**WHAT THE TASK ASKS**: From the entries that follow, pick out all lines holding "Argentina".

**EXTRACTED MATERIAL**:
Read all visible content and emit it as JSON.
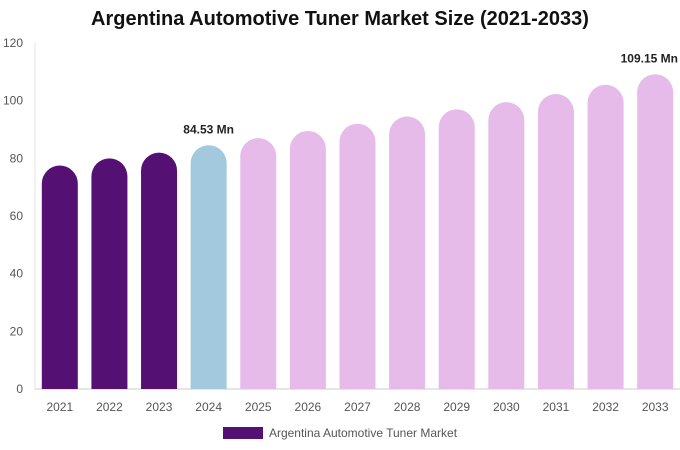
{
  "chart_data": {
    "type": "bar",
    "title": "Argentina Automotive Tuner Market Size (2021-2033)",
    "xlabel": "",
    "ylabel": "",
    "categories": [
      "2021",
      "2022",
      "2023",
      "2024",
      "2025",
      "2026",
      "2027",
      "2028",
      "2029",
      "2030",
      "2031",
      "2032",
      "2033"
    ],
    "series": [
      {
        "name": "Argentina Automotive Tuner Market",
        "values": [
          77.5,
          80.0,
          82.0,
          84.53,
          87.0,
          89.5,
          92.0,
          94.5,
          97.0,
          99.5,
          102.3,
          105.5,
          109.15
        ]
      }
    ],
    "ylim": [
      0,
      120
    ],
    "yticks": [
      0,
      20,
      40,
      60,
      80,
      100,
      120
    ],
    "grid": false,
    "legend_position": "bottom",
    "data_labels": [
      {
        "category": "2024",
        "text": "84.53 Mn"
      },
      {
        "category": "2033",
        "text": "109.15 Mn"
      }
    ],
    "bar_colors": {
      "historical": "#541173",
      "base_year": "#a2c9de",
      "forecast": "#e6bbe9"
    },
    "legend_color": "#541173"
  }
}
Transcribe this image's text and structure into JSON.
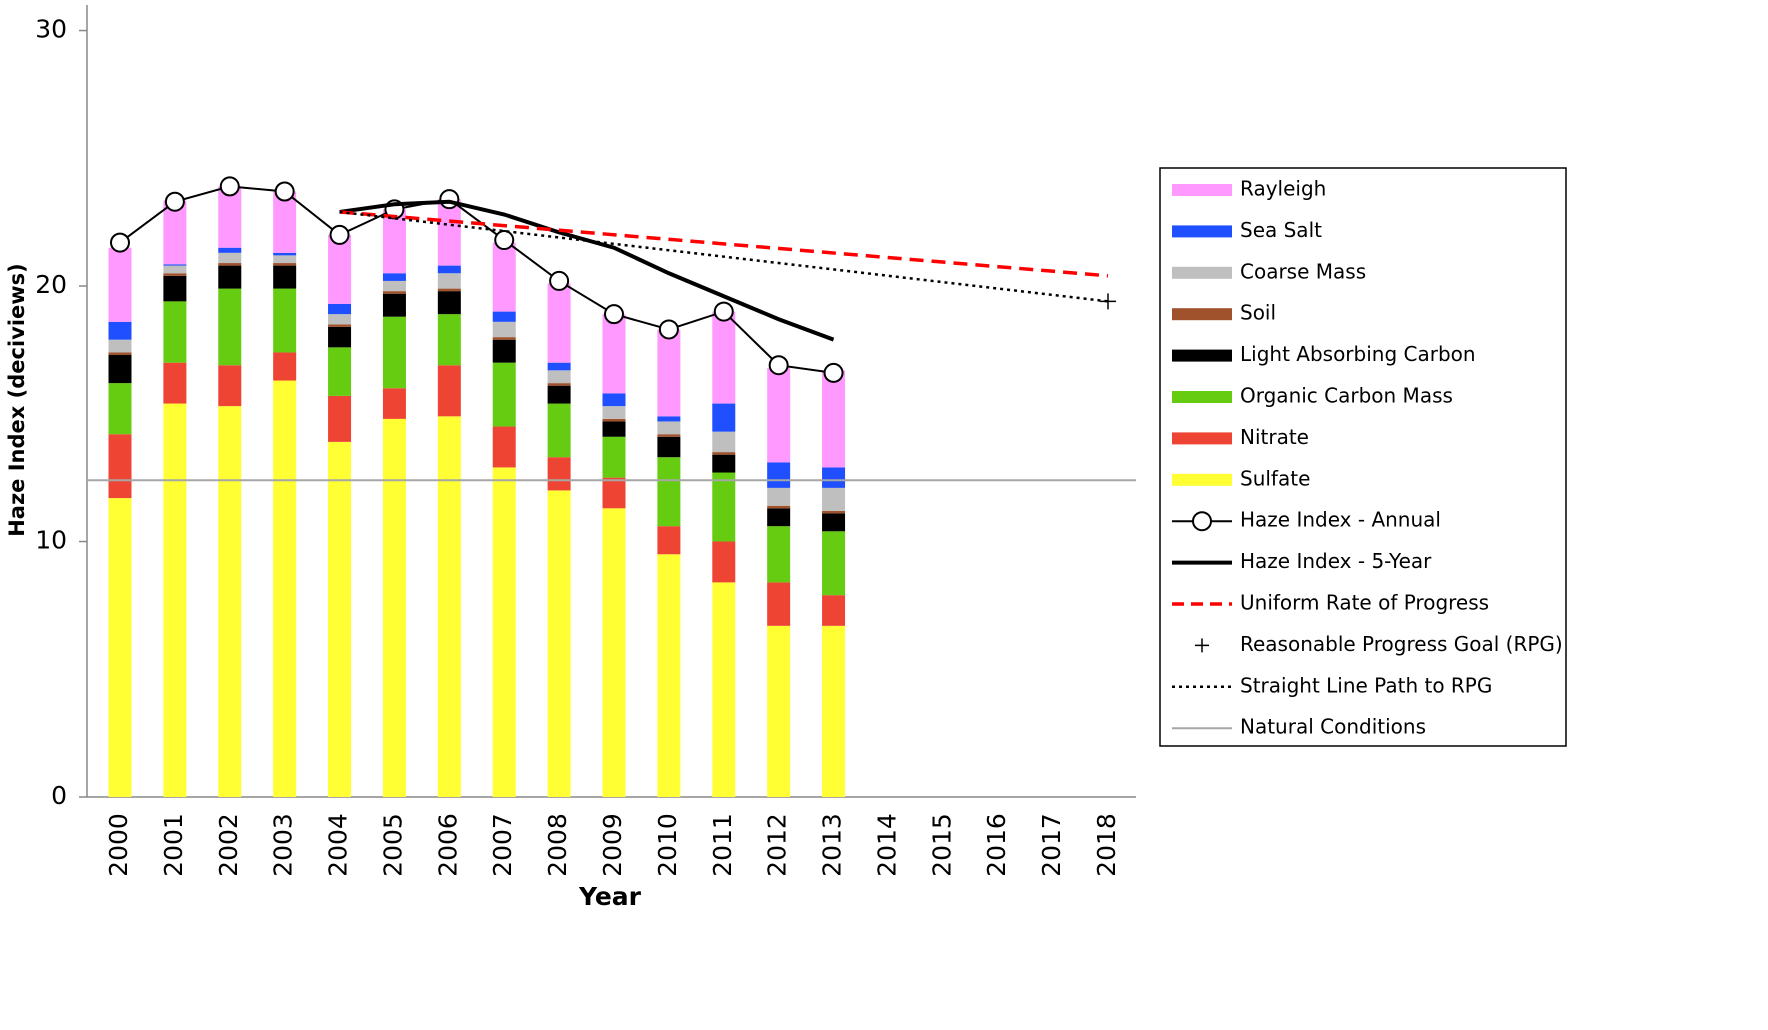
{
  "chart_data": {
    "type": "stacked-bar-line",
    "x_label": "Year",
    "y_label": "Haze Index (deciviews)",
    "categories": [
      "2000",
      "2001",
      "2002",
      "2003",
      "2004",
      "2005",
      "2006",
      "2007",
      "2008",
      "2009",
      "2010",
      "2011",
      "2012",
      "2013",
      "2014",
      "2015",
      "2016",
      "2017",
      "2018"
    ],
    "ylim": [
      0,
      31
    ],
    "yticks": [
      0,
      10,
      20,
      30
    ],
    "series": [
      {
        "name": "Rayleigh",
        "kind": "bar",
        "color": "#ff99ff",
        "values": [
          2.9,
          2.5,
          2.4,
          2.4,
          2.7,
          2.5,
          2.6,
          2.7,
          3.1,
          3.1,
          3.4,
          3.6,
          3.7,
          3.8,
          null,
          null,
          null,
          null,
          null
        ]
      },
      {
        "name": "Sea Salt",
        "kind": "bar",
        "color": "#1f4fff",
        "values": [
          0.7,
          0.05,
          0.2,
          0.1,
          0.4,
          0.3,
          0.3,
          0.4,
          0.3,
          0.5,
          0.2,
          1.1,
          1.0,
          0.8,
          null,
          null,
          null,
          null,
          null
        ]
      },
      {
        "name": "Coarse Mass",
        "kind": "bar",
        "color": "#bfbfbf",
        "values": [
          0.5,
          0.3,
          0.4,
          0.3,
          0.4,
          0.4,
          0.6,
          0.6,
          0.5,
          0.5,
          0.5,
          0.8,
          0.7,
          0.9,
          null,
          null,
          null,
          null,
          null
        ]
      },
      {
        "name": "Soil",
        "kind": "bar",
        "color": "#a0522d",
        "values": [
          0.1,
          0.1,
          0.1,
          0.1,
          0.1,
          0.1,
          0.1,
          0.1,
          0.1,
          0.1,
          0.1,
          0.1,
          0.1,
          0.1,
          null,
          null,
          null,
          null,
          null
        ]
      },
      {
        "name": "Light Absorbing Carbon",
        "kind": "bar",
        "color": "#000000",
        "values": [
          1.1,
          1.0,
          0.9,
          0.9,
          0.8,
          0.9,
          0.9,
          0.9,
          0.7,
          0.6,
          0.8,
          0.7,
          0.7,
          0.7,
          null,
          null,
          null,
          null,
          null
        ]
      },
      {
        "name": "Organic Carbon Mass",
        "kind": "bar",
        "color": "#66cc11",
        "values": [
          2.0,
          2.4,
          3.0,
          2.5,
          1.9,
          2.8,
          2.0,
          2.5,
          2.1,
          1.6,
          2.7,
          2.7,
          2.2,
          2.5,
          null,
          null,
          null,
          null,
          null
        ]
      },
      {
        "name": "Nitrate",
        "kind": "bar",
        "color": "#ee4433",
        "values": [
          2.5,
          1.6,
          1.6,
          1.1,
          1.8,
          1.2,
          2.0,
          1.6,
          1.3,
          1.2,
          1.1,
          1.6,
          1.7,
          1.2,
          null,
          null,
          null,
          null,
          null
        ]
      },
      {
        "name": "Sulfate",
        "kind": "bar",
        "color": "#ffff33",
        "values": [
          11.7,
          15.4,
          15.3,
          16.3,
          13.9,
          14.8,
          14.9,
          12.9,
          12.0,
          11.3,
          9.5,
          8.4,
          6.7,
          6.7,
          null,
          null,
          null,
          null,
          null
        ]
      },
      {
        "name": "Haze Index - Annual",
        "kind": "line-marker",
        "color": "#000000",
        "values": [
          21.7,
          23.3,
          23.9,
          23.7,
          22.0,
          23.0,
          23.4,
          21.8,
          20.2,
          18.9,
          18.3,
          19.0,
          16.9,
          16.6,
          null,
          null,
          null,
          null,
          null
        ]
      },
      {
        "name": "Haze Index - 5-Year",
        "kind": "line",
        "color": "#000000",
        "x": [
          "2004",
          "2005",
          "2006",
          "2007",
          "2008",
          "2009",
          "2010",
          "2011",
          "2012",
          "2013"
        ],
        "values": [
          22.9,
          23.2,
          23.3,
          22.8,
          22.1,
          21.5,
          20.5,
          19.6,
          18.7,
          17.9
        ]
      },
      {
        "name": "Uniform Rate of Progress",
        "kind": "dashed",
        "color": "#ff0000",
        "x": [
          "2004",
          "2018"
        ],
        "values": [
          22.9,
          20.4
        ]
      },
      {
        "name": "Reasonable Progress Goal (RPG)",
        "kind": "plus",
        "color": "#000000",
        "x": [
          "2018"
        ],
        "values": [
          19.4
        ]
      },
      {
        "name": "Straight Line Path to RPG",
        "kind": "dotted",
        "color": "#000000",
        "x": [
          "2004",
          "2018"
        ],
        "values": [
          22.9,
          19.4
        ]
      },
      {
        "name": "Natural Conditions",
        "kind": "hline",
        "color": "#a6a6a6",
        "value": 12.4
      }
    ]
  }
}
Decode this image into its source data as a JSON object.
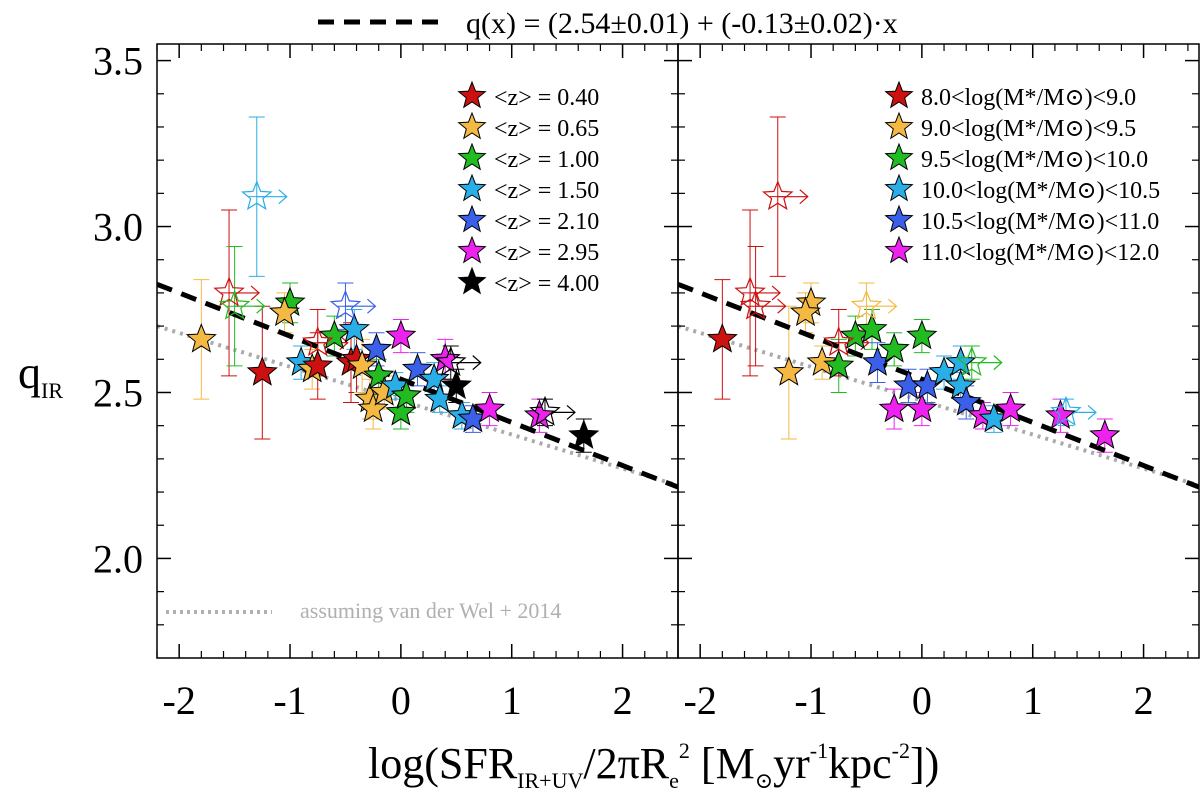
{
  "figure": {
    "fit_legend": "q(x) = (2.54±0.01) + (-0.13±0.02)·x",
    "ylabel_main": "q",
    "ylabel_sub": "IR",
    "xlabel_parts": [
      {
        "t": "log(SFR",
        "s": "n"
      },
      {
        "t": "IR+UV",
        "s": "sub"
      },
      {
        "t": "/2πR",
        "s": "n"
      },
      {
        "t": "e",
        "s": "sub"
      },
      {
        "t": "2",
        "s": "sup"
      },
      {
        "t": " [M",
        "s": "n"
      },
      {
        "t": "⊙",
        "s": "sub"
      },
      {
        "t": "yr",
        "s": "n"
      },
      {
        "t": "-1",
        "s": "sup"
      },
      {
        "t": "kpc",
        "s": "n"
      },
      {
        "t": "-2",
        "s": "sup"
      },
      {
        "t": "])",
        "s": "n"
      }
    ],
    "dotted_note": "assuming van der Wel + 2014"
  },
  "chart_data": [
    {
      "type": "scatter",
      "panel": "left",
      "xlim": [
        -2.2,
        2.5
      ],
      "ylim": [
        1.7,
        3.55
      ],
      "xticks": [
        -2,
        -1,
        0,
        1,
        2
      ],
      "xtick_labels": [
        "-2",
        "-1",
        "0",
        "1",
        "2"
      ],
      "yticks": [
        2.0,
        2.5,
        3.0,
        3.5
      ],
      "ytick_labels": [
        "2.0",
        "2.5",
        "3.0",
        "3.5"
      ],
      "fit_line": {
        "intercept": 2.54,
        "slope": -0.13,
        "style": "dashed",
        "color": "#000000"
      },
      "dotted_line": {
        "points": [
          [
            -2.2,
            2.7
          ],
          [
            2.5,
            2.22
          ]
        ],
        "color": "#aaaaaa"
      },
      "legend": [
        {
          "label": "<z> = 0.40",
          "color": "#cc1111"
        },
        {
          "label": "<z> = 0.65",
          "color": "#f4b942"
        },
        {
          "label": "<z> = 1.00",
          "color": "#22bb22"
        },
        {
          "label": "<z> = 1.50",
          "color": "#29aee8"
        },
        {
          "label": "<z> = 2.10",
          "color": "#3a5fe8"
        },
        {
          "label": "<z> = 2.95",
          "color": "#ee22ee"
        },
        {
          "label": "<z> = 4.00",
          "color": "#000000"
        }
      ],
      "points": [
        {
          "x": -1.8,
          "y": 2.66,
          "err": 0.18,
          "color": "#f4b942",
          "filled": true
        },
        {
          "x": -1.25,
          "y": 2.56,
          "err": 0.2,
          "color": "#cc1111",
          "filled": true
        },
        {
          "x": -1.0,
          "y": 2.77,
          "err": 0.06,
          "color": "#22bb22",
          "filled": true
        },
        {
          "x": -1.05,
          "y": 2.74,
          "err": 0.06,
          "color": "#f4b942",
          "filled": true
        },
        {
          "x": -0.9,
          "y": 2.59,
          "err": 0.05,
          "color": "#29aee8",
          "filled": true
        },
        {
          "x": -0.8,
          "y": 2.57,
          "err": 0.06,
          "color": "#f4b942",
          "filled": true
        },
        {
          "x": -0.75,
          "y": 2.58,
          "err": 0.1,
          "color": "#cc1111",
          "filled": true
        },
        {
          "x": -0.6,
          "y": 2.67,
          "err": 0.06,
          "color": "#22bb22",
          "filled": true
        },
        {
          "x": -0.45,
          "y": 2.59,
          "err": 0.12,
          "color": "#cc1111",
          "filled": true
        },
        {
          "x": -0.4,
          "y": 2.6,
          "err": 0.1,
          "color": "#cc1111",
          "filled": true
        },
        {
          "x": -0.42,
          "y": 2.69,
          "err": 0.06,
          "color": "#29aee8",
          "filled": true
        },
        {
          "x": -0.35,
          "y": 2.58,
          "err": 0.08,
          "color": "#f4b942",
          "filled": true
        },
        {
          "x": -0.28,
          "y": 2.48,
          "err": 0.06,
          "color": "#f4b942",
          "filled": true
        },
        {
          "x": -0.25,
          "y": 2.45,
          "err": 0.06,
          "color": "#f4b942",
          "filled": true
        },
        {
          "x": -0.2,
          "y": 2.55,
          "err": 0.05,
          "color": "#22bb22",
          "filled": true
        },
        {
          "x": -0.22,
          "y": 2.63,
          "err": 0.05,
          "color": "#3a5fe8",
          "filled": true
        },
        {
          "x": -0.15,
          "y": 2.5,
          "err": 0.05,
          "color": "#f4b942",
          "filled": true
        },
        {
          "x": -0.05,
          "y": 2.52,
          "err": 0.04,
          "color": "#29aee8",
          "filled": true
        },
        {
          "x": 0.0,
          "y": 2.44,
          "err": 0.05,
          "color": "#22bb22",
          "filled": true
        },
        {
          "x": 0.05,
          "y": 2.49,
          "err": 0.05,
          "color": "#22bb22",
          "filled": true
        },
        {
          "x": 0.0,
          "y": 2.67,
          "err": 0.05,
          "color": "#ee22ee",
          "filled": true
        },
        {
          "x": 0.15,
          "y": 2.57,
          "err": 0.05,
          "color": "#3a5fe8",
          "filled": true
        },
        {
          "x": 0.3,
          "y": 2.54,
          "err": 0.05,
          "color": "#29aee8",
          "filled": true
        },
        {
          "x": 0.35,
          "y": 2.48,
          "err": 0.04,
          "color": "#29aee8",
          "filled": true
        },
        {
          "x": 0.4,
          "y": 2.6,
          "err": 0.06,
          "color": "#ee22ee",
          "filled": true
        },
        {
          "x": 0.5,
          "y": 2.52,
          "err": 0.05,
          "color": "#000000",
          "filled": true
        },
        {
          "x": 0.55,
          "y": 2.43,
          "err": 0.04,
          "color": "#29aee8",
          "filled": true
        },
        {
          "x": 0.65,
          "y": 2.42,
          "err": 0.04,
          "color": "#3a5fe8",
          "filled": true
        },
        {
          "x": 0.8,
          "y": 2.45,
          "err": 0.05,
          "color": "#ee22ee",
          "filled": true
        },
        {
          "x": 1.25,
          "y": 2.43,
          "err": 0.05,
          "color": "#ee22ee",
          "filled": true
        },
        {
          "x": 1.65,
          "y": 2.37,
          "err": 0.05,
          "color": "#000000",
          "filled": true
        },
        {
          "x": -1.3,
          "y": 3.09,
          "err": 0.24,
          "color": "#29aee8",
          "filled": false
        },
        {
          "x": -1.55,
          "y": 2.8,
          "err": 0.25,
          "color": "#cc1111",
          "filled": false
        },
        {
          "x": -1.5,
          "y": 2.76,
          "err": 0.18,
          "color": "#22bb22",
          "filled": false
        },
        {
          "x": -0.5,
          "y": 2.76,
          "err": 0.07,
          "color": "#3a5fe8",
          "filled": false
        },
        {
          "x": -0.75,
          "y": 2.65,
          "err": 0.1,
          "color": "#cc1111",
          "filled": false
        },
        {
          "x": 0.45,
          "y": 2.59,
          "err": 0.05,
          "color": "#000000",
          "filled": false
        },
        {
          "x": 1.3,
          "y": 2.44,
          "err": 0.04,
          "color": "#000000",
          "filled": false
        }
      ]
    },
    {
      "type": "scatter",
      "panel": "right",
      "xlim": [
        -2.2,
        2.5
      ],
      "ylim": [
        1.7,
        3.55
      ],
      "xticks": [
        -2,
        -1,
        0,
        1,
        2
      ],
      "xtick_labels": [
        "-2",
        "-1",
        "0",
        "1",
        "2"
      ],
      "yticks": [
        2.0,
        2.5,
        3.0,
        3.5
      ],
      "fit_line": {
        "intercept": 2.54,
        "slope": -0.13,
        "style": "dashed",
        "color": "#000000"
      },
      "dotted_line": {
        "points": [
          [
            -2.2,
            2.7
          ],
          [
            2.5,
            2.22
          ]
        ],
        "color": "#aaaaaa"
      },
      "legend": [
        {
          "label": "8.0<log(M*/M⊙)<9.0",
          "color": "#cc1111"
        },
        {
          "label": "9.0<log(M*/M⊙)<9.5",
          "color": "#f4b942"
        },
        {
          "label": "9.5<log(M*/M⊙)<10.0",
          "color": "#22bb22"
        },
        {
          "label": "10.0<log(M*/M⊙)<10.5",
          "color": "#29aee8"
        },
        {
          "label": "10.5<log(M*/M⊙)<11.0",
          "color": "#3a5fe8"
        },
        {
          "label": "11.0<log(M*/M⊙)<12.0",
          "color": "#ee22ee"
        }
      ],
      "points": [
        {
          "x": -1.8,
          "y": 2.66,
          "err": 0.18,
          "color": "#cc1111",
          "filled": true
        },
        {
          "x": -1.0,
          "y": 2.77,
          "err": 0.06,
          "color": "#f4b942",
          "filled": true
        },
        {
          "x": -1.05,
          "y": 2.74,
          "err": 0.06,
          "color": "#f4b942",
          "filled": true
        },
        {
          "x": -1.2,
          "y": 2.56,
          "err": 0.2,
          "color": "#f4b942",
          "filled": true
        },
        {
          "x": -0.9,
          "y": 2.59,
          "err": 0.05,
          "color": "#f4b942",
          "filled": true
        },
        {
          "x": -0.75,
          "y": 2.58,
          "err": 0.08,
          "color": "#22bb22",
          "filled": true
        },
        {
          "x": -0.6,
          "y": 2.67,
          "err": 0.06,
          "color": "#22bb22",
          "filled": true
        },
        {
          "x": -0.45,
          "y": 2.69,
          "err": 0.06,
          "color": "#22bb22",
          "filled": true
        },
        {
          "x": -0.4,
          "y": 2.59,
          "err": 0.06,
          "color": "#3a5fe8",
          "filled": true
        },
        {
          "x": -0.25,
          "y": 2.63,
          "err": 0.05,
          "color": "#22bb22",
          "filled": true
        },
        {
          "x": -0.25,
          "y": 2.45,
          "err": 0.06,
          "color": "#ee22ee",
          "filled": true
        },
        {
          "x": -0.12,
          "y": 2.52,
          "err": 0.05,
          "color": "#3a5fe8",
          "filled": true
        },
        {
          "x": 0.0,
          "y": 2.67,
          "err": 0.05,
          "color": "#22bb22",
          "filled": true
        },
        {
          "x": 0.0,
          "y": 2.45,
          "err": 0.05,
          "color": "#ee22ee",
          "filled": true
        },
        {
          "x": 0.05,
          "y": 2.52,
          "err": 0.05,
          "color": "#3a5fe8",
          "filled": true
        },
        {
          "x": 0.2,
          "y": 2.56,
          "err": 0.05,
          "color": "#29aee8",
          "filled": true
        },
        {
          "x": 0.35,
          "y": 2.59,
          "err": 0.05,
          "color": "#29aee8",
          "filled": true
        },
        {
          "x": 0.35,
          "y": 2.52,
          "err": 0.04,
          "color": "#29aee8",
          "filled": true
        },
        {
          "x": 0.4,
          "y": 2.47,
          "err": 0.05,
          "color": "#3a5fe8",
          "filled": true
        },
        {
          "x": 0.55,
          "y": 2.43,
          "err": 0.04,
          "color": "#ee22ee",
          "filled": true
        },
        {
          "x": 0.65,
          "y": 2.42,
          "err": 0.04,
          "color": "#29aee8",
          "filled": true
        },
        {
          "x": 0.8,
          "y": 2.45,
          "err": 0.05,
          "color": "#ee22ee",
          "filled": true
        },
        {
          "x": 1.25,
          "y": 2.43,
          "err": 0.05,
          "color": "#ee22ee",
          "filled": true
        },
        {
          "x": 1.65,
          "y": 2.37,
          "err": 0.05,
          "color": "#ee22ee",
          "filled": true
        },
        {
          "x": -1.3,
          "y": 3.09,
          "err": 0.24,
          "color": "#cc1111",
          "filled": false
        },
        {
          "x": -1.55,
          "y": 2.8,
          "err": 0.25,
          "color": "#cc1111",
          "filled": false
        },
        {
          "x": -1.5,
          "y": 2.76,
          "err": 0.18,
          "color": "#cc1111",
          "filled": false
        },
        {
          "x": -0.5,
          "y": 2.76,
          "err": 0.07,
          "color": "#f4b942",
          "filled": false
        },
        {
          "x": -0.75,
          "y": 2.65,
          "err": 0.1,
          "color": "#cc1111",
          "filled": false
        },
        {
          "x": 0.45,
          "y": 2.59,
          "err": 0.05,
          "color": "#22bb22",
          "filled": false
        },
        {
          "x": 1.3,
          "y": 2.44,
          "err": 0.04,
          "color": "#29aee8",
          "filled": false
        }
      ]
    }
  ]
}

**WORKED ANSWER**:
    "title": "Argentina Automotive Tuner Market Size (2021-2033)",
        "name": "Argentina Automotive Tuner Market",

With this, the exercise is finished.